**RECORDS PROVIDED:**

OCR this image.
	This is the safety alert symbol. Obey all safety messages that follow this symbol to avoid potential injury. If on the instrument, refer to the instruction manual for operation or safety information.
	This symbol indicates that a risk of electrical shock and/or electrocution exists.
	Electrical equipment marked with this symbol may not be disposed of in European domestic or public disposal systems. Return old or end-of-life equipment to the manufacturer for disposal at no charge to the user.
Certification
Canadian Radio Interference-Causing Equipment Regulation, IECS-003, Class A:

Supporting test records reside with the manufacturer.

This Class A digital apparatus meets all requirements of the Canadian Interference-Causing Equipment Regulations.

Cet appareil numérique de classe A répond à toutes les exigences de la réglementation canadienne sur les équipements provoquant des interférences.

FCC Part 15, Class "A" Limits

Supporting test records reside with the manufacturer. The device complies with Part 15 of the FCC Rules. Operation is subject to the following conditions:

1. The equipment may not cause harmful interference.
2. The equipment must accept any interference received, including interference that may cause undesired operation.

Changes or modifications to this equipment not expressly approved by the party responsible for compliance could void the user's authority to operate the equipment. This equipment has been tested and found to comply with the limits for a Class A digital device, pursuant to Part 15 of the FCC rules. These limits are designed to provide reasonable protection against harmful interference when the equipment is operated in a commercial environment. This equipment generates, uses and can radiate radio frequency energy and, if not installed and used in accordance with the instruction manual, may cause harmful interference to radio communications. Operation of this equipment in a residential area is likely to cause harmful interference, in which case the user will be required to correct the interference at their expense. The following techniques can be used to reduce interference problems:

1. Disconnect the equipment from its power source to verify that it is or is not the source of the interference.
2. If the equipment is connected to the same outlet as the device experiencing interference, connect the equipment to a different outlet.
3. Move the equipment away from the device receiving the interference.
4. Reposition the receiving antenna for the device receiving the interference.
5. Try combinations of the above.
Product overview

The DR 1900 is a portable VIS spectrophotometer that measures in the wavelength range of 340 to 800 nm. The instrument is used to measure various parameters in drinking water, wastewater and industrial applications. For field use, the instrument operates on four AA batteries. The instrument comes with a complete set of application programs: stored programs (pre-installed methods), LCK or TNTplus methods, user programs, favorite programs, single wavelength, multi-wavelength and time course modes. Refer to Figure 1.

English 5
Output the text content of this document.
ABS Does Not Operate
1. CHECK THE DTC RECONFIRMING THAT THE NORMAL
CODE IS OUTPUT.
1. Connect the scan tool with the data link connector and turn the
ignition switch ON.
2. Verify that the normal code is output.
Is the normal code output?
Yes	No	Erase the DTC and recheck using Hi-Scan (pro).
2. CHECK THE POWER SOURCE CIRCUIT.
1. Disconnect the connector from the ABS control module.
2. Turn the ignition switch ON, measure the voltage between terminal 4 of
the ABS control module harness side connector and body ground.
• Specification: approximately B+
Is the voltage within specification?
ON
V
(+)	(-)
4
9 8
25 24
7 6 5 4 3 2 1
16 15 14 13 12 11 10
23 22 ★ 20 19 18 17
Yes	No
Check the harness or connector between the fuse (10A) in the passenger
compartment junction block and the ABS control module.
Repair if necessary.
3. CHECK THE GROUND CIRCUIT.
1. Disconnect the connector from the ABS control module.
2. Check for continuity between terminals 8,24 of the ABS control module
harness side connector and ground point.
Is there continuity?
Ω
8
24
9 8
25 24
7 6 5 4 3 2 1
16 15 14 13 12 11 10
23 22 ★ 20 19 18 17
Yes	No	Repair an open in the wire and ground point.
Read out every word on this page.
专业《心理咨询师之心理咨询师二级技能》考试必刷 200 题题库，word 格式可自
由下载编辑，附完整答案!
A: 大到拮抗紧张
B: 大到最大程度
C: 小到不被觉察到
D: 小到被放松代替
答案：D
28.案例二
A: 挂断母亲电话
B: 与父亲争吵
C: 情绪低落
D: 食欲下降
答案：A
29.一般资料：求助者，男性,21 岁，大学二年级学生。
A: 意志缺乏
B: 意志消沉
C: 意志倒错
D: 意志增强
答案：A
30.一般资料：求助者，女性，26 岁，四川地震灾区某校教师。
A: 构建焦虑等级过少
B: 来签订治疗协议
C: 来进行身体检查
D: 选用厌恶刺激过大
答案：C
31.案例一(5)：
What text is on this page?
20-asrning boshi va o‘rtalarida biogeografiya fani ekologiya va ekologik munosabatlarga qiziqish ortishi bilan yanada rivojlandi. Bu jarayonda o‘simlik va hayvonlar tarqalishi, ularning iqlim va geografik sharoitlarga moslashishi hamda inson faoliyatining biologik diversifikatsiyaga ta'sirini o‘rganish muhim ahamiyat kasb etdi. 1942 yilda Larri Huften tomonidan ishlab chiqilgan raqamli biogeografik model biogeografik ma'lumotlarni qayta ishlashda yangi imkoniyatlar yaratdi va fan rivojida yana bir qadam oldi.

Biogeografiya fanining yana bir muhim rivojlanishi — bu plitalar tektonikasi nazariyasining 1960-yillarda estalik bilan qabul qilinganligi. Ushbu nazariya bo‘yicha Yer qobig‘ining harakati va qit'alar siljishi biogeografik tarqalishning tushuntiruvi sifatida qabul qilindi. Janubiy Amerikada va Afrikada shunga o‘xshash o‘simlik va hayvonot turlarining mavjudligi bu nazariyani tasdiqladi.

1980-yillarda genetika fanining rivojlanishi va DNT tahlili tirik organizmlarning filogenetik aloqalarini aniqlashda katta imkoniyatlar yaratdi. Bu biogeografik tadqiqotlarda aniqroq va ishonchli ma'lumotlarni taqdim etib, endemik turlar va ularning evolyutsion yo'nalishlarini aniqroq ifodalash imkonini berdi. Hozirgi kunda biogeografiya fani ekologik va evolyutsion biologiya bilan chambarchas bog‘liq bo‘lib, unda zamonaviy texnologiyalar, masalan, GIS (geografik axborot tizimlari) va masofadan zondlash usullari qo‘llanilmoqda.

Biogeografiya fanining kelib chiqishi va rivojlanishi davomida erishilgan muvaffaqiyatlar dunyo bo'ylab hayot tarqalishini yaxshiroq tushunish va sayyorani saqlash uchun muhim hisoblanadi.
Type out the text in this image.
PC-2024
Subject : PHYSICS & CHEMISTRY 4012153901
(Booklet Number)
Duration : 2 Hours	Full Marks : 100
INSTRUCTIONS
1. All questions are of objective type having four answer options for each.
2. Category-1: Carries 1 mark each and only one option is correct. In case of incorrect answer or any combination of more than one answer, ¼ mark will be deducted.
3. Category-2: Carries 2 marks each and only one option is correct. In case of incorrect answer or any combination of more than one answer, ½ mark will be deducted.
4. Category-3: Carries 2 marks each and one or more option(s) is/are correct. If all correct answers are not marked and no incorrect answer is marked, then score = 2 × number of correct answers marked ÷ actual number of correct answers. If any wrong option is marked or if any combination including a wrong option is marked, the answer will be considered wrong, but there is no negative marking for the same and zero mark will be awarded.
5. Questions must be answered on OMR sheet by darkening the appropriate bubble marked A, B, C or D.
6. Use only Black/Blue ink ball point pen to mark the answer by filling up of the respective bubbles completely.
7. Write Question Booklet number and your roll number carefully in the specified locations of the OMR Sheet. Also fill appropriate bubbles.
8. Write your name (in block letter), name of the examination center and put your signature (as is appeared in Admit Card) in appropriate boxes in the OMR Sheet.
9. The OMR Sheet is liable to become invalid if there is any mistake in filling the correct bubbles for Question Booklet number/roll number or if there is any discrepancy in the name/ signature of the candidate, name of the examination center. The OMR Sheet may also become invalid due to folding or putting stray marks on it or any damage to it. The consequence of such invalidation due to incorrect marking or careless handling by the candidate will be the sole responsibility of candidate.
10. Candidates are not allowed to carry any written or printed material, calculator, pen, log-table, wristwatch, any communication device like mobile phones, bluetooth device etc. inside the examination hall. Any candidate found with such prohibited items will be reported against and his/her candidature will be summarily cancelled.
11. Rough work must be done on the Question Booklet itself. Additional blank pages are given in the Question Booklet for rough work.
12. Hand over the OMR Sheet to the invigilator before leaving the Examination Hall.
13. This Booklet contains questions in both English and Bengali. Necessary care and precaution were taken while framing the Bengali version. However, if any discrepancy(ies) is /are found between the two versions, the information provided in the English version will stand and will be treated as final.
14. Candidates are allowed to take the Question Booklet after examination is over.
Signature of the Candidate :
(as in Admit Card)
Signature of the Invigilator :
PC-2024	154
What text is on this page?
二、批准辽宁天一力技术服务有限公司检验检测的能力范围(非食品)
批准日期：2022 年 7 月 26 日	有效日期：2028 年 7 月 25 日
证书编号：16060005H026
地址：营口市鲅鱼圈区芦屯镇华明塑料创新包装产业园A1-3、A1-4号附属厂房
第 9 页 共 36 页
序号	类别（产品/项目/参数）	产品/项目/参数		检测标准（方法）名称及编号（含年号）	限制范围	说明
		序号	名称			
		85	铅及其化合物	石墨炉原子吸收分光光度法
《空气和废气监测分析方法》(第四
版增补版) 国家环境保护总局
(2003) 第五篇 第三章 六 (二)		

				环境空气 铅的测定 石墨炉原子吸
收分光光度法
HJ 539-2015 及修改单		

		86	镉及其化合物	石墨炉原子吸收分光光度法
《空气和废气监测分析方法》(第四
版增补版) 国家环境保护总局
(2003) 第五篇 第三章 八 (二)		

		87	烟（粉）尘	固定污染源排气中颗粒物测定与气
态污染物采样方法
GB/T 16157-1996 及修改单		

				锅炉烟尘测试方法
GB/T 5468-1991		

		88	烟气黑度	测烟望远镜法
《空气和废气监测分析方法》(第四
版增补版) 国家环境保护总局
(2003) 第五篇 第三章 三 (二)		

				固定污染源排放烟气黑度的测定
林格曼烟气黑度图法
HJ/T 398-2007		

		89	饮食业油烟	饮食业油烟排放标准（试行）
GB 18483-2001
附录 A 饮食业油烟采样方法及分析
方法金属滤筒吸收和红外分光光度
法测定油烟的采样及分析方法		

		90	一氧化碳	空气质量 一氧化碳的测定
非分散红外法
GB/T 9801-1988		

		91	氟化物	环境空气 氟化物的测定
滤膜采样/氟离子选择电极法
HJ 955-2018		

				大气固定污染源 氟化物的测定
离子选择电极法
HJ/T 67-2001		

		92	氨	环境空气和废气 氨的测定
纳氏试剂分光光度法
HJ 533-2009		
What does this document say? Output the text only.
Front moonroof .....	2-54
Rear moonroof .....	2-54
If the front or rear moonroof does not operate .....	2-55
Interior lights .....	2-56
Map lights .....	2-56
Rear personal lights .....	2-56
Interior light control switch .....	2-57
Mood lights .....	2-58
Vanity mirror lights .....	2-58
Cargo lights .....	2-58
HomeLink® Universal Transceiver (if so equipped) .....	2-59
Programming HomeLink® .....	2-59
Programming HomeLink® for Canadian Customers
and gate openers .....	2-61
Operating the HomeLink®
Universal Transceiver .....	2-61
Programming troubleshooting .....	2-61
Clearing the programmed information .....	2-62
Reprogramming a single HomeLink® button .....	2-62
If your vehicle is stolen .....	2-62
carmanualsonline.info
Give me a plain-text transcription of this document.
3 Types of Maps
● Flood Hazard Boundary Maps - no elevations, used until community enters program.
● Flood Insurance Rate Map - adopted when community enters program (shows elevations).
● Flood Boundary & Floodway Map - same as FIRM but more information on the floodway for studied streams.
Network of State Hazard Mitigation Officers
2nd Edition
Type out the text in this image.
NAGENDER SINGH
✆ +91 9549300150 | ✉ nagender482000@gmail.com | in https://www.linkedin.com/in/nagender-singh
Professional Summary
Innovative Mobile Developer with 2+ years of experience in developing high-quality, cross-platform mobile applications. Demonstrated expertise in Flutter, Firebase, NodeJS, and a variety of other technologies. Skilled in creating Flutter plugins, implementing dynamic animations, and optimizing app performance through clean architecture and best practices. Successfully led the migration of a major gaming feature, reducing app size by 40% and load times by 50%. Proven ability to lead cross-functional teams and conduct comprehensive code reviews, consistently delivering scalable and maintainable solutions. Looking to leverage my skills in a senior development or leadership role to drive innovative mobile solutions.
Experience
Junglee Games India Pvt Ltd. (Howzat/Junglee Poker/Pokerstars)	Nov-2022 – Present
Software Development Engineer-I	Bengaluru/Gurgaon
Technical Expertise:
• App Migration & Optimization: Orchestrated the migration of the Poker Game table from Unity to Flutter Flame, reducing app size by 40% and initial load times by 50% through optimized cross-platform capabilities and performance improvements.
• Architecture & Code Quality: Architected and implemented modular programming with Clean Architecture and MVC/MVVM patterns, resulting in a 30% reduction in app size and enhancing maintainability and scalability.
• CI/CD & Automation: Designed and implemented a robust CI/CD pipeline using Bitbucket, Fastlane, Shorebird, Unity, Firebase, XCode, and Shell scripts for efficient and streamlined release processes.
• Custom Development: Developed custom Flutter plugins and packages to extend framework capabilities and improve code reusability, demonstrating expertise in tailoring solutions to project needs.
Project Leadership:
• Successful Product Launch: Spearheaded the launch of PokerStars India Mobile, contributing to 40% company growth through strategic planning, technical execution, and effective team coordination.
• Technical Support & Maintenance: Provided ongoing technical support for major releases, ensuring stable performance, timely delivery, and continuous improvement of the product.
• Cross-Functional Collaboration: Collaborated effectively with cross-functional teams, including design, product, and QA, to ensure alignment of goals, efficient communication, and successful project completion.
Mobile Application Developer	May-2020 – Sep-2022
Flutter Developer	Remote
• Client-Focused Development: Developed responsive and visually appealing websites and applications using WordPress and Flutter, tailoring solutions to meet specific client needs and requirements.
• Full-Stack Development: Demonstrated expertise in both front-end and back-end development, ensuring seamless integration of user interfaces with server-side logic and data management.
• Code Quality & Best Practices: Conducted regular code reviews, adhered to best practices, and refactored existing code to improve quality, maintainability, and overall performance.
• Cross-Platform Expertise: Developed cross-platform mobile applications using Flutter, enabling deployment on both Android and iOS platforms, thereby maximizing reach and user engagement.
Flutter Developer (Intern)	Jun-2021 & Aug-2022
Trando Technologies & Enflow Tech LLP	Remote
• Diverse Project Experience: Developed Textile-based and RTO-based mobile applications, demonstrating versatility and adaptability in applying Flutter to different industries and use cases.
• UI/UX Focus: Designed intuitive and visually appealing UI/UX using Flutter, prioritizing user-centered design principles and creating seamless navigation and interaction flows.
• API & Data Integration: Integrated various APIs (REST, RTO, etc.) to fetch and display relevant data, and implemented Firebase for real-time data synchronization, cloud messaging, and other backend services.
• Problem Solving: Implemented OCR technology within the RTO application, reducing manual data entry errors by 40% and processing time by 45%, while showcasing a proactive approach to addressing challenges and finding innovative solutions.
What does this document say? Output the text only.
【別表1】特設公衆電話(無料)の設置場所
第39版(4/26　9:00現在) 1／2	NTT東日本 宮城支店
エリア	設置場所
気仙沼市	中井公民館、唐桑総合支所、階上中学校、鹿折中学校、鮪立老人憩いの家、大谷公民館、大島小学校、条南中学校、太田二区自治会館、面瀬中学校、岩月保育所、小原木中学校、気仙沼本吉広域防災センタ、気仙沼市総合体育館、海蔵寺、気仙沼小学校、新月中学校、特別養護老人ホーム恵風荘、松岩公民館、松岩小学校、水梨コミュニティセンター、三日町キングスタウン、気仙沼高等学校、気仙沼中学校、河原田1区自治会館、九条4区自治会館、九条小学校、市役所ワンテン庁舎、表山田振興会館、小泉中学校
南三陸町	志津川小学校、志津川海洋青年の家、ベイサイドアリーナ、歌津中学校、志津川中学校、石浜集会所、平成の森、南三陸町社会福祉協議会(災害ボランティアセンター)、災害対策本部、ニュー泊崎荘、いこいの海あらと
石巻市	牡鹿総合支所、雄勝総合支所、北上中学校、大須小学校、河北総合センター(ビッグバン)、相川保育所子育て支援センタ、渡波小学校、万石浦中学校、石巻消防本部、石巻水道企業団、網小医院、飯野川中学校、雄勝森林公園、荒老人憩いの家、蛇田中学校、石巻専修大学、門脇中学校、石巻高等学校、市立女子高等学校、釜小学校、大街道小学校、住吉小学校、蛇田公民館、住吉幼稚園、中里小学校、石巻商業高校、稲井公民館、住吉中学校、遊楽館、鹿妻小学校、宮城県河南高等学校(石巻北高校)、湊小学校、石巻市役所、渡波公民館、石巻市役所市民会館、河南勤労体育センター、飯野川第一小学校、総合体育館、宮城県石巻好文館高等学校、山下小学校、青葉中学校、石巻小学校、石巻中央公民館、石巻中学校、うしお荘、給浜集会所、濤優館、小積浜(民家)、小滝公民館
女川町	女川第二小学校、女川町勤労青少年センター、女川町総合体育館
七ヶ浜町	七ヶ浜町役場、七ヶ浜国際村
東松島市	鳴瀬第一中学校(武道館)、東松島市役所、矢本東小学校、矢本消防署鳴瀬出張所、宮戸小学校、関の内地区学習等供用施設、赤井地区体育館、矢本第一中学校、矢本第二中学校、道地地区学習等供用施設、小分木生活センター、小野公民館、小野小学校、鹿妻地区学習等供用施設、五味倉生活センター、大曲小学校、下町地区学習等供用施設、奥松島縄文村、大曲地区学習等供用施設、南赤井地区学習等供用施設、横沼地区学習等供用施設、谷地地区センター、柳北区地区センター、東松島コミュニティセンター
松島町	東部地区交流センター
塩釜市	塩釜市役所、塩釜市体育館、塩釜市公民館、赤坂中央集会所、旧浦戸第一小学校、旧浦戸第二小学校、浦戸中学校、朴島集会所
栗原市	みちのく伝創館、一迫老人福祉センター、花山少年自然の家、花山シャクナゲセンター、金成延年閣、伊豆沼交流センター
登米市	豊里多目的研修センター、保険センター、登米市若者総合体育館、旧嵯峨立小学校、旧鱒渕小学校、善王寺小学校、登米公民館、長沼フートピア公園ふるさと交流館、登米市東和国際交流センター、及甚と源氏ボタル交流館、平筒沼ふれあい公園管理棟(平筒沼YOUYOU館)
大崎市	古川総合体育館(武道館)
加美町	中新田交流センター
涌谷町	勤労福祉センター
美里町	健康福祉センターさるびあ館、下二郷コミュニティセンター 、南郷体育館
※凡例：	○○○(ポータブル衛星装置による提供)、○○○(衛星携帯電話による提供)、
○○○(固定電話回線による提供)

**OBJECTIVE:** List all lines above in which the string "within" appears.

**CORRECT ANSWER:**
Is the voltage within specification?
• Problem Solving: Implemented OCR technology within the RTO application, reducing manual data entry errors by 40% and processing time by 45%, while showcasing a proactive approach to addressing challenges and finding innovative solutions.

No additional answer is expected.